[Data entries for graphics]
>>>>>

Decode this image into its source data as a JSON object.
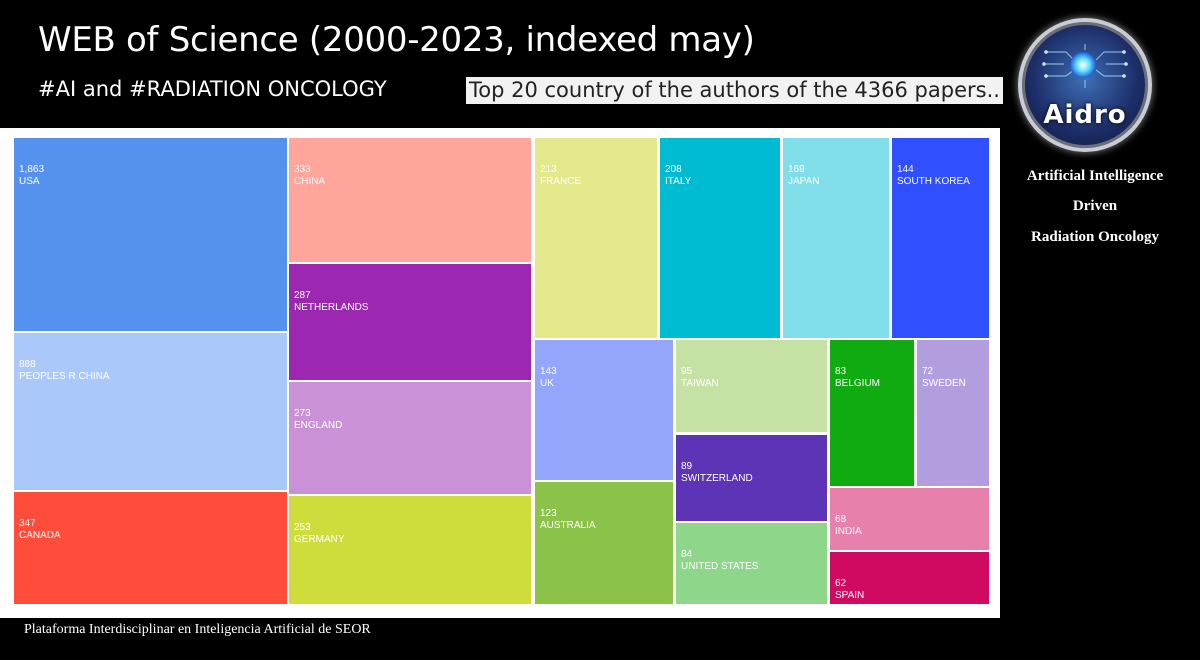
{
  "header": {
    "title": "WEB of Science (2000-2023, indexed may)",
    "hashtags": "#AI and #RADIATION ONCOLOGY",
    "subtitle": "Top 20 country of the authors of the 4366 papers.."
  },
  "logo": {
    "text": "Aidro",
    "icon": "circuit-eye-icon"
  },
  "side_text": {
    "line1": "Artificial Intelligence",
    "line2": "Driven",
    "line3": "Radiation Oncology"
  },
  "footer": {
    "text": "Plataforma Interdisciplinar en Inteligencia Artificial de SEOR"
  },
  "chart_data": {
    "type": "treemap",
    "title": "Top 20 country of the authors of the 4366 papers..",
    "tiles": [
      {
        "label": "USA",
        "value": 1863,
        "display": "1,863",
        "color": "#5591ee"
      },
      {
        "label": "PEOPLES R CHINA",
        "value": 888,
        "display": "888",
        "color": "#aac8f9"
      },
      {
        "label": "CANADA",
        "value": 347,
        "display": "347",
        "color": "#ff4c3b"
      },
      {
        "label": "CHINA",
        "value": 333,
        "display": "333",
        "color": "#ffa59c"
      },
      {
        "label": "NETHERLANDS",
        "value": 287,
        "display": "287",
        "color": "#9c27b1"
      },
      {
        "label": "ENGLAND",
        "value": 273,
        "display": "273",
        "color": "#ca91d6"
      },
      {
        "label": "GERMANY",
        "value": 253,
        "display": "253",
        "color": "#cedd3c"
      },
      {
        "label": "FRANCE",
        "value": 213,
        "display": "213",
        "color": "#e3e98a"
      },
      {
        "label": "ITALY",
        "value": 208,
        "display": "208",
        "color": "#00bcd3"
      },
      {
        "label": "JAPAN",
        "value": 169,
        "display": "169",
        "color": "#80deea"
      },
      {
        "label": "SOUTH KOREA",
        "value": 144,
        "display": "144",
        "color": "#304ffe"
      },
      {
        "label": "UK",
        "value": 143,
        "display": "143",
        "color": "#94a6fc"
      },
      {
        "label": "AUSTRALIA",
        "value": 123,
        "display": "123",
        "color": "#8bc34a"
      },
      {
        "label": "TAIWAN",
        "value": 95,
        "display": "95",
        "color": "#c5e2a4"
      },
      {
        "label": "SWITZERLAND",
        "value": 89,
        "display": "89",
        "color": "#5e34b6"
      },
      {
        "label": "UNITED STATES",
        "value": 84,
        "display": "84",
        "color": "#8ed68a"
      },
      {
        "label": "BELGIUM",
        "value": 83,
        "display": "83",
        "color": "#10ab10"
      },
      {
        "label": "SWEDEN",
        "value": 72,
        "display": "72",
        "color": "#b29ddf"
      },
      {
        "label": "INDIA",
        "value": 68,
        "display": "68",
        "color": "#e780ab"
      },
      {
        "label": "SPAIN",
        "value": 62,
        "display": "62",
        "color": "#d00961"
      }
    ]
  }
}
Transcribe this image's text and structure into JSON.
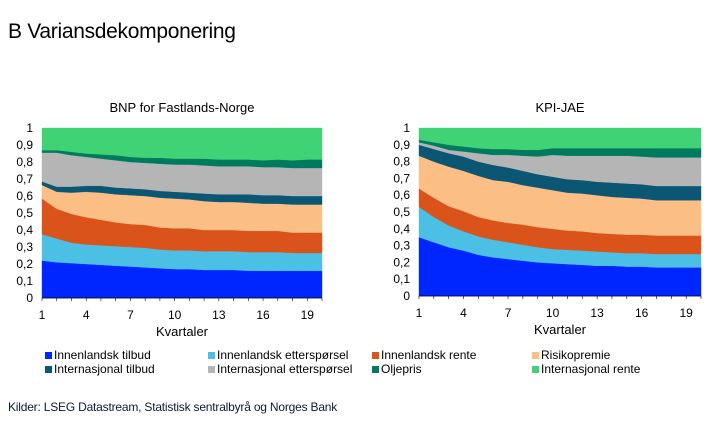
{
  "title": "B Variansdekomponering",
  "source": "Kilder: LSEG Datastream, Statistisk sentralbyrå og Norges Bank",
  "legend": [
    {
      "name": "Innenlandsk tilbud",
      "color": "#0026ff"
    },
    {
      "name": "Innenlandsk etterspørsel",
      "color": "#4bc0e4"
    },
    {
      "name": "Innenlandsk rente",
      "color": "#d9531a"
    },
    {
      "name": "Risikopremie",
      "color": "#fbbf85"
    },
    {
      "name": "Internasjonal tilbud",
      "color": "#0a5673"
    },
    {
      "name": "Internasjonal etterspørsel",
      "color": "#b5b5b5"
    },
    {
      "name": "Oljepris",
      "color": "#007a5e"
    },
    {
      "name": "Internasjonal rente",
      "color": "#3fd375"
    }
  ],
  "chart_data": [
    {
      "type": "area",
      "stacked": true,
      "title": "BNP for Fastlands-Norge",
      "xlabel": "Kvartaler",
      "ylabel": "",
      "ylim": [
        0,
        1
      ],
      "yticks": [
        "0",
        "0,1",
        "0,2",
        "0,3",
        "0,4",
        "0,5",
        "0,6",
        "0,7",
        "0,8",
        "0,9",
        "1"
      ],
      "xticks": [
        "1",
        "4",
        "7",
        "10",
        "13",
        "16",
        "19"
      ],
      "x": [
        1,
        2,
        3,
        4,
        5,
        6,
        7,
        8,
        9,
        10,
        11,
        12,
        13,
        14,
        15,
        16,
        17,
        18,
        19,
        20
      ],
      "series": [
        {
          "name": "Innenlandsk tilbud",
          "values": [
            0.22,
            0.21,
            0.205,
            0.2,
            0.195,
            0.19,
            0.185,
            0.18,
            0.175,
            0.17,
            0.17,
            0.165,
            0.165,
            0.165,
            0.16,
            0.16,
            0.16,
            0.16,
            0.16,
            0.16
          ]
        },
        {
          "name": "Innenlandsk etterspørsel",
          "values": [
            0.155,
            0.14,
            0.12,
            0.115,
            0.115,
            0.115,
            0.115,
            0.115,
            0.11,
            0.11,
            0.11,
            0.11,
            0.11,
            0.11,
            0.11,
            0.11,
            0.11,
            0.105,
            0.105,
            0.105
          ]
        },
        {
          "name": "Innenlandsk rente",
          "values": [
            0.21,
            0.175,
            0.17,
            0.16,
            0.15,
            0.14,
            0.135,
            0.135,
            0.13,
            0.13,
            0.13,
            0.125,
            0.125,
            0.125,
            0.125,
            0.125,
            0.125,
            0.12,
            0.12,
            0.12
          ]
        },
        {
          "name": "Risikopremie",
          "values": [
            0.08,
            0.1,
            0.125,
            0.15,
            0.16,
            0.165,
            0.17,
            0.17,
            0.175,
            0.175,
            0.17,
            0.17,
            0.165,
            0.165,
            0.165,
            0.16,
            0.16,
            0.165,
            0.165,
            0.165
          ]
        },
        {
          "name": "Internasjonal tilbud",
          "values": [
            0.02,
            0.03,
            0.035,
            0.035,
            0.04,
            0.04,
            0.04,
            0.04,
            0.04,
            0.04,
            0.04,
            0.045,
            0.045,
            0.045,
            0.05,
            0.05,
            0.05,
            0.05,
            0.05,
            0.05
          ]
        },
        {
          "name": "Internasjonal etterspørsel",
          "values": [
            0.17,
            0.2,
            0.185,
            0.17,
            0.16,
            0.16,
            0.155,
            0.155,
            0.16,
            0.16,
            0.165,
            0.165,
            0.165,
            0.165,
            0.165,
            0.165,
            0.165,
            0.165,
            0.165,
            0.165
          ]
        },
        {
          "name": "Oljepris",
          "values": [
            0.015,
            0.015,
            0.02,
            0.02,
            0.025,
            0.03,
            0.03,
            0.03,
            0.035,
            0.035,
            0.035,
            0.04,
            0.04,
            0.04,
            0.04,
            0.04,
            0.045,
            0.045,
            0.05,
            0.05
          ]
        },
        {
          "name": "Internasjonal rente",
          "values": [
            0.13,
            0.13,
            0.14,
            0.15,
            0.155,
            0.16,
            0.17,
            0.175,
            0.175,
            0.18,
            0.18,
            0.18,
            0.185,
            0.185,
            0.185,
            0.19,
            0.185,
            0.19,
            0.185,
            0.185
          ]
        }
      ]
    },
    {
      "type": "area",
      "stacked": true,
      "title": "KPI-JAE",
      "xlabel": "Kvartaler",
      "ylabel": "",
      "ylim": [
        0,
        1
      ],
      "yticks": [
        "0",
        "0,1",
        "0,2",
        "0,3",
        "0,4",
        "0,5",
        "0,6",
        "0,7",
        "0,8",
        "0,9",
        "1"
      ],
      "xticks": [
        "1",
        "4",
        "7",
        "10",
        "13",
        "16",
        "19"
      ],
      "x": [
        1,
        2,
        3,
        4,
        5,
        6,
        7,
        8,
        9,
        10,
        11,
        12,
        13,
        14,
        15,
        16,
        17,
        18,
        19,
        20
      ],
      "series": [
        {
          "name": "Innenlandsk tilbud",
          "values": [
            0.35,
            0.32,
            0.29,
            0.27,
            0.245,
            0.23,
            0.22,
            0.21,
            0.2,
            0.195,
            0.19,
            0.185,
            0.18,
            0.18,
            0.175,
            0.175,
            0.17,
            0.17,
            0.17,
            0.17
          ]
        },
        {
          "name": "Innenlandsk etterspørsel",
          "values": [
            0.18,
            0.15,
            0.13,
            0.115,
            0.11,
            0.105,
            0.1,
            0.095,
            0.09,
            0.085,
            0.085,
            0.085,
            0.085,
            0.08,
            0.08,
            0.08,
            0.08,
            0.08,
            0.08,
            0.08
          ]
        },
        {
          "name": "Innenlandsk rente",
          "values": [
            0.11,
            0.115,
            0.115,
            0.12,
            0.115,
            0.115,
            0.115,
            0.12,
            0.12,
            0.12,
            0.115,
            0.115,
            0.11,
            0.11,
            0.11,
            0.11,
            0.11,
            0.11,
            0.11,
            0.11
          ]
        },
        {
          "name": "Risikopremie",
          "values": [
            0.195,
            0.215,
            0.235,
            0.24,
            0.245,
            0.24,
            0.245,
            0.235,
            0.235,
            0.23,
            0.225,
            0.225,
            0.225,
            0.22,
            0.22,
            0.215,
            0.21,
            0.21,
            0.21,
            0.21
          ]
        },
        {
          "name": "Internasjonal tilbud",
          "values": [
            0.065,
            0.075,
            0.08,
            0.085,
            0.085,
            0.09,
            0.085,
            0.085,
            0.08,
            0.08,
            0.08,
            0.08,
            0.08,
            0.085,
            0.085,
            0.085,
            0.085,
            0.085,
            0.085,
            0.085
          ]
        },
        {
          "name": "Internasjonal etterspørsel",
          "values": [
            0.015,
            0.02,
            0.02,
            0.03,
            0.05,
            0.06,
            0.075,
            0.09,
            0.105,
            0.13,
            0.14,
            0.145,
            0.155,
            0.16,
            0.165,
            0.165,
            0.17,
            0.17,
            0.17,
            0.17
          ]
        },
        {
          "name": "Oljepris",
          "values": [
            0.015,
            0.02,
            0.03,
            0.03,
            0.03,
            0.035,
            0.035,
            0.035,
            0.04,
            0.04,
            0.045,
            0.045,
            0.045,
            0.045,
            0.045,
            0.05,
            0.055,
            0.055,
            0.055,
            0.055
          ]
        },
        {
          "name": "Internasjonal rente",
          "values": [
            0.07,
            0.085,
            0.1,
            0.11,
            0.12,
            0.125,
            0.125,
            0.13,
            0.13,
            0.12,
            0.12,
            0.12,
            0.12,
            0.12,
            0.12,
            0.12,
            0.12,
            0.12,
            0.12,
            0.12
          ]
        }
      ]
    }
  ]
}
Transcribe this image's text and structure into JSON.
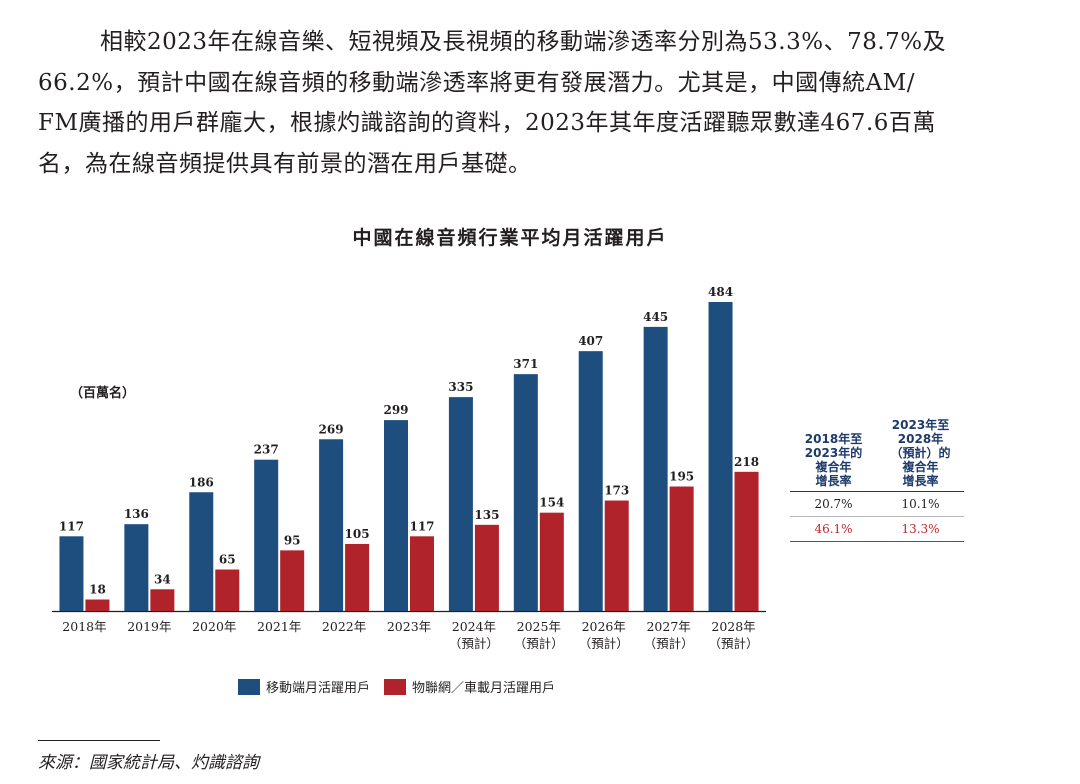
{
  "paragraph": {
    "lines": [
      "相較2023年在線音樂、短視頻及長視頻的移動端滲透率分別為53.3%、78.7%及",
      "66.2%，預計中國在線音頻的移動端滲透率將更有發展潛力。尤其是，中國傳統AM/",
      "FM廣播的用戶群龐大，根據灼識諮詢的資料，2023年其年度活躍聽眾數達467.6百萬",
      "名，為在線音頻提供具有前景的潛在用戶基礎。"
    ]
  },
  "chart_data": {
    "type": "bar",
    "title": "中國在線音頻行業平均月活躍用戶",
    "ylabel": "（百萬名）",
    "categories": [
      [
        "2018年"
      ],
      [
        "2019年"
      ],
      [
        "2020年"
      ],
      [
        "2021年"
      ],
      [
        "2022年"
      ],
      [
        "2023年"
      ],
      [
        "2024年",
        "（預計）"
      ],
      [
        "2025年",
        "（預計）"
      ],
      [
        "2026年",
        "（預計）"
      ],
      [
        "2027年",
        "（預計）"
      ],
      [
        "2028年",
        "（預計）"
      ]
    ],
    "series": [
      {
        "name": "移動端月活躍用戶",
        "color": "#1d4e7e",
        "values": [
          117,
          136,
          186,
          237,
          269,
          299,
          335,
          371,
          407,
          445,
          484
        ]
      },
      {
        "name": "物聯網／車載月活躍用戶",
        "color": "#b0232a",
        "values": [
          18,
          34,
          65,
          95,
          105,
          117,
          135,
          154,
          173,
          195,
          218
        ]
      }
    ],
    "ylim": [
      0,
      500
    ],
    "grid": false,
    "legend_position": "bottom",
    "cagr_table": {
      "headers": [
        [
          "2018年至",
          "2023年的",
          "複合年",
          "增長率"
        ],
        [
          "2023年至",
          "2028年",
          "（預計）的",
          "複合年",
          "增長率"
        ]
      ],
      "rows": [
        {
          "series": "移動端月活躍用戶",
          "values": [
            "20.7%",
            "10.1%"
          ]
        },
        {
          "series": "物聯網／車載月活躍用戶",
          "values": [
            "46.1%",
            "13.3%"
          ]
        }
      ]
    }
  },
  "source": "來源：國家統計局、灼識諮詢"
}
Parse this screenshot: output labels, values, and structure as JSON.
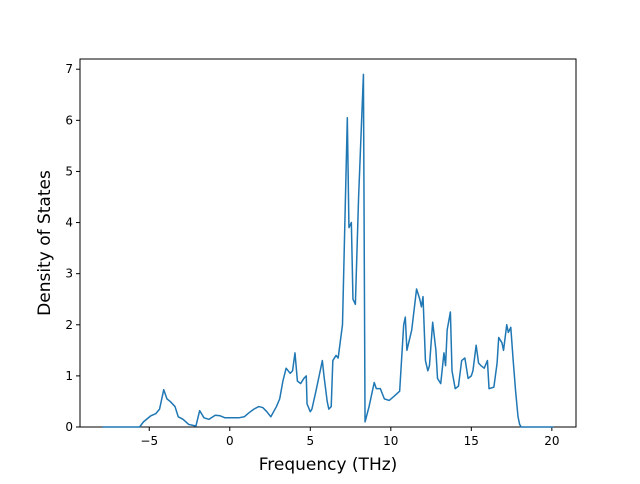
{
  "chart_data": {
    "type": "line",
    "xlabel": "Frequency (THz)",
    "ylabel": "Density of States",
    "x": [
      -7.9,
      -5.6,
      -5.36,
      -4.9,
      -4.6,
      -4.36,
      -4.1,
      -3.9,
      -3.7,
      -3.4,
      -3.2,
      -2.9,
      -2.55,
      -2.1,
      -1.87,
      -1.6,
      -1.3,
      -0.9,
      -0.6,
      -0.3,
      0.56,
      0.9,
      1.2,
      1.5,
      1.8,
      2.05,
      2.3,
      2.55,
      2.9,
      3.1,
      3.3,
      3.5,
      3.75,
      3.9,
      4.05,
      4.2,
      4.4,
      4.6,
      4.75,
      4.8,
      5.0,
      5.1,
      5.35,
      5.55,
      5.75,
      5.85,
      6.05,
      6.15,
      6.3,
      6.4,
      6.6,
      6.73,
      7.0,
      7.3,
      7.4,
      7.55,
      7.65,
      7.8,
      8.0,
      8.3,
      8.4,
      8.65,
      8.97,
      9.1,
      9.35,
      9.6,
      9.9,
      10.2,
      10.55,
      10.8,
      10.9,
      11.0,
      11.3,
      11.6,
      11.8,
      11.9,
      12.0,
      12.15,
      12.3,
      12.4,
      12.6,
      12.8,
      12.9,
      13.1,
      13.3,
      13.4,
      13.5,
      13.7,
      13.8,
      14.0,
      14.2,
      14.4,
      14.6,
      14.8,
      15.0,
      15.1,
      15.3,
      15.45,
      15.6,
      15.8,
      16.0,
      16.1,
      16.4,
      16.6,
      16.7,
      16.9,
      17.0,
      17.2,
      17.3,
      17.45,
      17.6,
      17.75,
      17.9,
      18.0,
      18.1,
      20.1
    ],
    "series": [
      {
        "color": "#1f77b4",
        "values": [
          0,
          0,
          0.1,
          0.22,
          0.26,
          0.35,
          0.73,
          0.55,
          0.5,
          0.4,
          0.2,
          0.15,
          0.05,
          0.02,
          0.32,
          0.18,
          0.15,
          0.23,
          0.22,
          0.18,
          0.18,
          0.2,
          0.28,
          0.35,
          0.4,
          0.38,
          0.3,
          0.2,
          0.4,
          0.55,
          0.9,
          1.15,
          1.05,
          1.1,
          1.45,
          0.9,
          0.85,
          0.95,
          1.0,
          0.45,
          0.3,
          0.35,
          0.7,
          1.0,
          1.3,
          1.0,
          0.5,
          0.35,
          0.4,
          1.3,
          1.4,
          1.35,
          2.0,
          6.05,
          3.9,
          4.0,
          2.5,
          2.4,
          4.5,
          6.9,
          0.1,
          0.4,
          0.87,
          0.75,
          0.75,
          0.55,
          0.52,
          0.6,
          0.7,
          2.0,
          2.15,
          1.5,
          1.9,
          2.7,
          2.5,
          2.35,
          2.55,
          1.3,
          1.1,
          1.2,
          2.05,
          1.5,
          0.95,
          0.85,
          1.45,
          1.2,
          1.9,
          2.25,
          1.1,
          0.75,
          0.8,
          1.3,
          1.35,
          0.95,
          1.0,
          1.1,
          1.6,
          1.25,
          1.2,
          1.15,
          1.3,
          0.75,
          0.78,
          1.25,
          1.75,
          1.65,
          1.5,
          2.0,
          1.85,
          1.95,
          1.3,
          0.7,
          0.2,
          0.05,
          0,
          0
        ]
      }
    ],
    "xlim": [
      -9.3,
      21.5
    ],
    "xticks": [
      {
        "value": -5,
        "label": "−5"
      },
      0,
      5,
      10,
      15,
      20
    ],
    "ylim": [
      0,
      7.2
    ],
    "yticks": [
      0,
      1,
      2,
      3,
      4,
      5,
      6,
      7
    ]
  }
}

<<<<<

■ WRITTEN INSTRUCTION ■
Of the lines above, how many hold the word "Artificial"? Say the number alone.

■ REPLY ■
2